Return the records verbatim, starting with their first line and going on through the line containing "x-tick-label: 10¹ xyxy=(501,419,522,436)", with both of those lines included.

- **Region boundary data**:
** begin **
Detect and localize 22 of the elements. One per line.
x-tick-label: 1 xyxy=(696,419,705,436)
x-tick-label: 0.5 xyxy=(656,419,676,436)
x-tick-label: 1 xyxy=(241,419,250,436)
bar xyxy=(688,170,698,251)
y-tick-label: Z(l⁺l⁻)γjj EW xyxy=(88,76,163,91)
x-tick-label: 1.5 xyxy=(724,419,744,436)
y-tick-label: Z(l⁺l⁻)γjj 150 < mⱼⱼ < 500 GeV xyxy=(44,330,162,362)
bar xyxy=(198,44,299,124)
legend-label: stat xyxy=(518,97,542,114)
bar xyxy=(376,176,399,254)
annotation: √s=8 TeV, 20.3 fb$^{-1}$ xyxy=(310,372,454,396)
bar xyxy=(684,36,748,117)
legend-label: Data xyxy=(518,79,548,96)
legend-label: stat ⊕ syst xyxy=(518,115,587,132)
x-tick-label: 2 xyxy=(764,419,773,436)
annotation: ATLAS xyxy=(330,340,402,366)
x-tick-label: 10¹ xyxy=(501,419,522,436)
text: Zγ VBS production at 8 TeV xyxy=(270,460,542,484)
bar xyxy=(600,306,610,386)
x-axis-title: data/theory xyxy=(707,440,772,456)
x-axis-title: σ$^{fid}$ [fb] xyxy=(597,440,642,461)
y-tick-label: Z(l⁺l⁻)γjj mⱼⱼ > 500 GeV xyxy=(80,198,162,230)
** end **
- **Exercise output**:
Detect and localize 22 of the elements. One per line.
x-tick-label: 1 xyxy=(696,419,705,436)
x-tick-label: 0.5 xyxy=(656,419,676,436)
x-tick-label: 1 xyxy=(241,419,250,436)
bar xyxy=(688,170,698,251)
y-tick-label: Z(l⁺l⁻)γjj EW xyxy=(88,76,163,91)
x-tick-label: 1.5 xyxy=(724,419,744,436)
y-tick-label: Z(l⁺l⁻)γjj 150 < mⱼⱼ < 500 GeV xyxy=(44,330,162,362)
bar xyxy=(198,44,299,124)
legend-label: stat xyxy=(518,97,542,114)
bar xyxy=(376,176,399,254)
annotation: √s=8 TeV, 20.3 fb$^{-1}$ xyxy=(310,372,454,396)
bar xyxy=(684,36,748,117)
legend-label: Data xyxy=(518,79,548,96)
legend-label: stat ⊕ syst xyxy=(518,115,587,132)
x-tick-label: 2 xyxy=(764,419,773,436)
annotation: ATLAS xyxy=(330,340,402,366)
x-tick-label: 10¹ xyxy=(501,419,522,436)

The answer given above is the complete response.